● GIVEN DATA
####################
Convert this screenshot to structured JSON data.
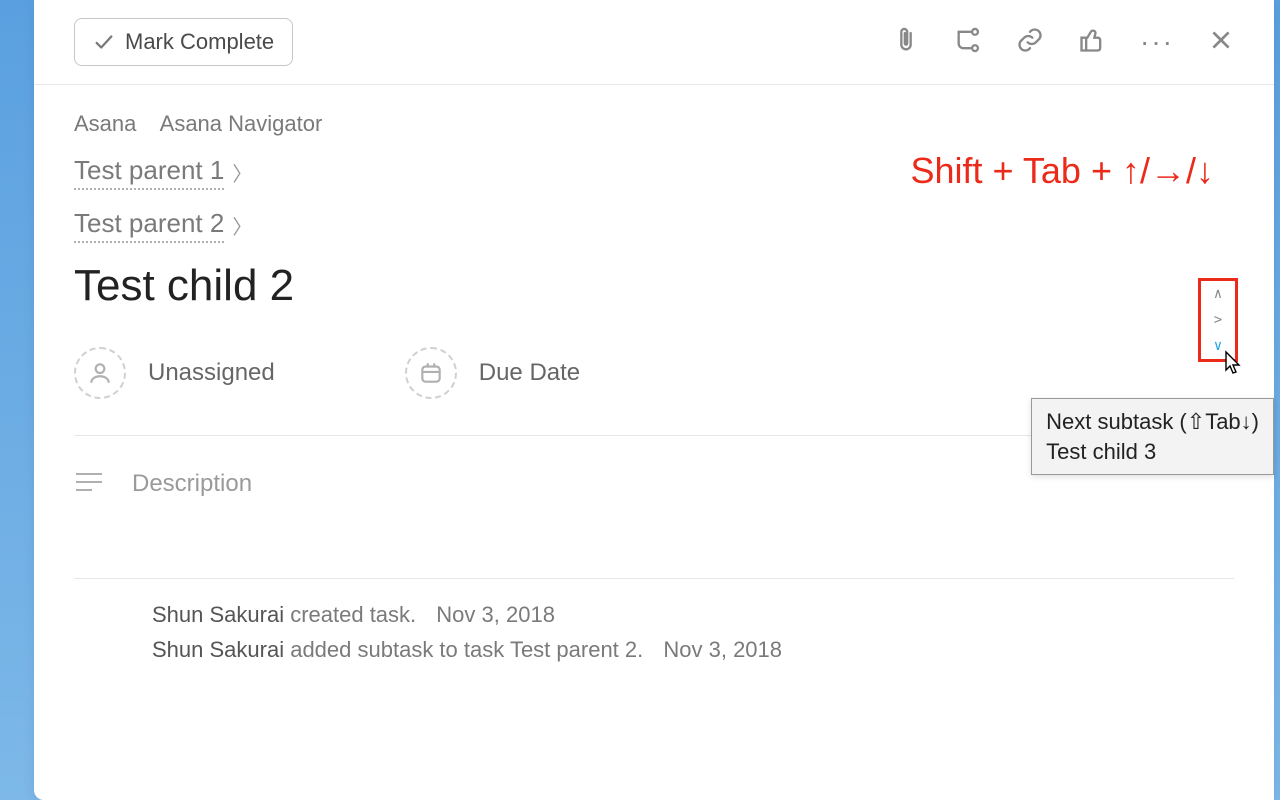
{
  "toolbar": {
    "mark_complete_label": "Mark Complete"
  },
  "breadcrumb": {
    "item1": "Asana",
    "item2": "Asana Navigator"
  },
  "parents": {
    "p1": "Test parent 1",
    "p2": "Test parent 2"
  },
  "task": {
    "title": "Test child 2"
  },
  "fields": {
    "assignee_label": "Unassigned",
    "due_label": "Due Date"
  },
  "description": {
    "placeholder": "Description"
  },
  "activity": {
    "a1_name": "Shun Sakurai",
    "a1_text": " created task.",
    "a1_date": "Nov 3, 2018",
    "a2_name": "Shun Sakurai",
    "a2_text": " added subtask to task Test parent 2.",
    "a2_date": "Nov 3, 2018"
  },
  "annotation": {
    "shortcut_text": "Shift + Tab + ↑/→/↓",
    "nav_up": "∧",
    "nav_right": ">",
    "nav_down": "∨",
    "tooltip_line1": "Next subtask (⇧Tab↓)",
    "tooltip_line2": "Test child 3"
  }
}
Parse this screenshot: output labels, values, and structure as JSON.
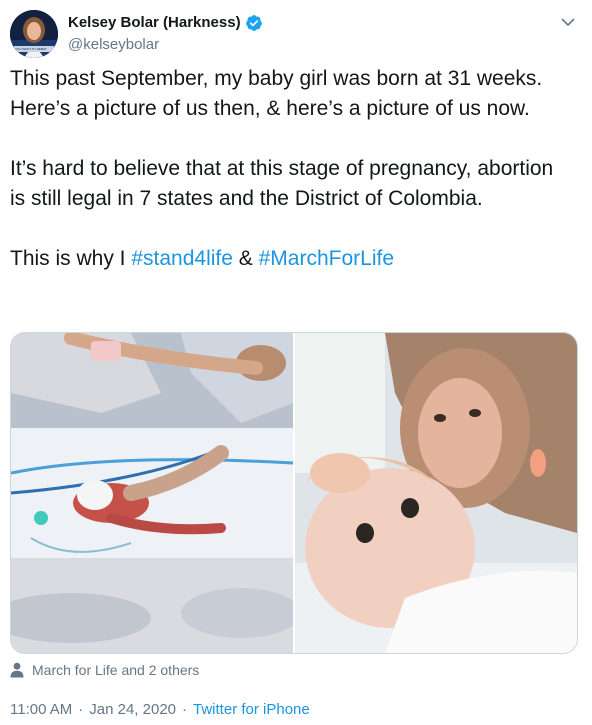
{
  "author": {
    "name": "Kelsey Bolar (Harkness)",
    "handle": "@kelseybolar",
    "verified": true,
    "avatar_caption": "YOU WANT TO DEBAT"
  },
  "tweet": {
    "paragraph1": "This past September, my baby girl was born at 31 weeks. Here’s a picture of us then, & here’s a picture of us now.",
    "paragraph2": "It’s hard to believe that at this stage of pregnancy, abortion is still legal in 7 states and the District of Colombia.",
    "paragraph3_prefix": "This is why I ",
    "hashtag1": "#stand4life",
    "paragraph3_mid": " & ",
    "hashtag2": "#MarchForLife"
  },
  "media": {
    "photo_left": "nicu-incubator-photo",
    "photo_right": "mother-and-baby-photo"
  },
  "tagged": {
    "text": "March for Life and 2 others"
  },
  "meta": {
    "time": "11:00 AM",
    "separator": "·",
    "date": "Jan 24, 2020",
    "source": "Twitter for iPhone"
  },
  "colors": {
    "text": "#14171a",
    "secondary": "#657786",
    "link": "#1b95e0",
    "verified": "#1da1f2"
  }
}
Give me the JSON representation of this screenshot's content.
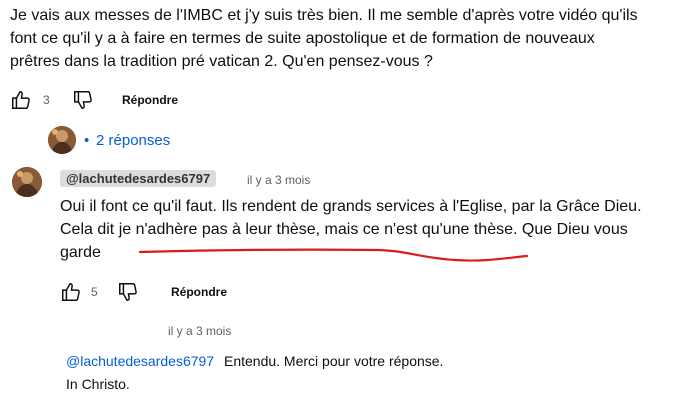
{
  "top_comment": {
    "lines": [
      "Je vais aux messes de l'IMBC et j'y suis très bien. Il me semble d'après votre vidéo qu'ils",
      "font ce qu'il y a à faire en termes de suite apostolique et de formation de nouveaux",
      "prêtres dans la tradition pré vatican 2. Qu'en pensez-vous ?"
    ],
    "likes": "3",
    "reply_label": "Répondre"
  },
  "replies_toggle": {
    "bullet": "•",
    "label": "2 réponses"
  },
  "reply1": {
    "handle": "@lachutedesardes6797",
    "time": "il y a 3 mois",
    "lines": [
      "Oui il font ce qu'il faut. Ils rendent de grands services à l'Eglise, par la Grâce Dieu.",
      "Cela dit je n'adhère pas à leur thèse, mais ce n'est qu'une thèse. Que Dieu vous",
      "garde"
    ],
    "likes": "5",
    "reply_label": "Répondre",
    "underline_color": "#d91c1c"
  },
  "reply2": {
    "time": "il y a 3 mois",
    "mention": "@lachutedesardes6797",
    "text": "Entendu. Merci pour votre réponse.",
    "line2": "In Christo."
  },
  "icons": {
    "like": "thumbs-up-icon",
    "dislike": "thumbs-down-icon"
  },
  "colors": {
    "link_blue": "#065fd4",
    "secondary_text": "#606060",
    "annotation_red": "#d91c1c"
  }
}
####################
● YOUR OBJECTIVE
Keep the pictures out and write out the records exactly.

● WRITTEN ANSWER
Convert this screenshot to structured JSON data.
{
  "toolbar": {
    "mark_complete_label": "Mark Complete"
  },
  "breadcrumb": {
    "item1": "Asana",
    "item2": "Asana Navigator"
  },
  "parents": {
    "p1": "Test parent 1",
    "p2": "Test parent 2"
  },
  "task": {
    "title": "Test child 2"
  },
  "fields": {
    "assignee_label": "Unassigned",
    "due_label": "Due Date"
  },
  "description": {
    "placeholder": "Description"
  },
  "activity": {
    "a1_name": "Shun Sakurai",
    "a1_text": " created task.",
    "a1_date": "Nov 3, 2018",
    "a2_name": "Shun Sakurai",
    "a2_text": " added subtask to task Test parent 2.",
    "a2_date": "Nov 3, 2018"
  },
  "annotation": {
    "shortcut_text": "Shift + Tab + ↑/→/↓",
    "nav_up": "∧",
    "nav_right": ">",
    "nav_down": "∨",
    "tooltip_line1": "Next subtask (⇧Tab↓)",
    "tooltip_line2": "Test child 3"
  }
}
Parse this screenshot: output labels, values, and structure as JSON.
{
  "author": {
    "name": "Kelsey Bolar (Harkness)",
    "handle": "@kelseybolar",
    "verified": true,
    "avatar_caption": "YOU WANT TO DEBAT"
  },
  "tweet": {
    "paragraph1": "This past September, my baby girl was born at 31 weeks. Here’s a picture of us then, & here’s a picture of us now.",
    "paragraph2": "It’s hard to believe that at this stage of pregnancy, abortion is still legal in 7 states and the District of Colombia.",
    "paragraph3_prefix": "This is why I ",
    "hashtag1": "#stand4life",
    "paragraph3_mid": " & ",
    "hashtag2": "#MarchForLife"
  },
  "media": {
    "photo_left": "nicu-incubator-photo",
    "photo_right": "mother-and-baby-photo"
  },
  "tagged": {
    "text": "March for Life and 2 others"
  },
  "meta": {
    "time": "11:00 AM",
    "separator": "·",
    "date": "Jan 24, 2020",
    "source": "Twitter for iPhone"
  },
  "colors": {
    "text": "#14171a",
    "secondary": "#657786",
    "link": "#1b95e0",
    "verified": "#1da1f2"
  }
}
Give me the JSON representation of this screenshot's content.
{
  "top_comment": {
    "lines": [
      "Je vais aux messes de l'IMBC et j'y suis très bien. Il me semble d'après votre vidéo qu'ils",
      "font ce qu'il y a à faire en termes de suite apostolique et de formation de nouveaux",
      "prêtres dans la tradition pré vatican 2. Qu'en pensez-vous ?"
    ],
    "likes": "3",
    "reply_label": "Répondre"
  },
  "replies_toggle": {
    "bullet": "•",
    "label": "2 réponses"
  },
  "reply1": {
    "handle": "@lachutedesardes6797",
    "time": "il y a 3 mois",
    "lines": [
      "Oui il font ce qu'il faut. Ils rendent de grands services à l'Eglise, par la Grâce Dieu.",
      "Cela dit je n'adhère pas à leur thèse, mais ce n'est qu'une thèse. Que Dieu vous",
      "garde"
    ],
    "likes": "5",
    "reply_label": "Répondre",
    "underline_color": "#d91c1c"
  },
  "reply2": {
    "time": "il y a 3 mois",
    "mention": "@lachutedesardes6797",
    "text": "Entendu. Merci pour votre réponse.",
    "line2": "In Christo."
  },
  "icons": {
    "like": "thumbs-up-icon",
    "dislike": "thumbs-down-icon"
  },
  "colors": {
    "link_blue": "#065fd4",
    "secondary_text": "#606060",
    "annotation_red": "#d91c1c"
  }
}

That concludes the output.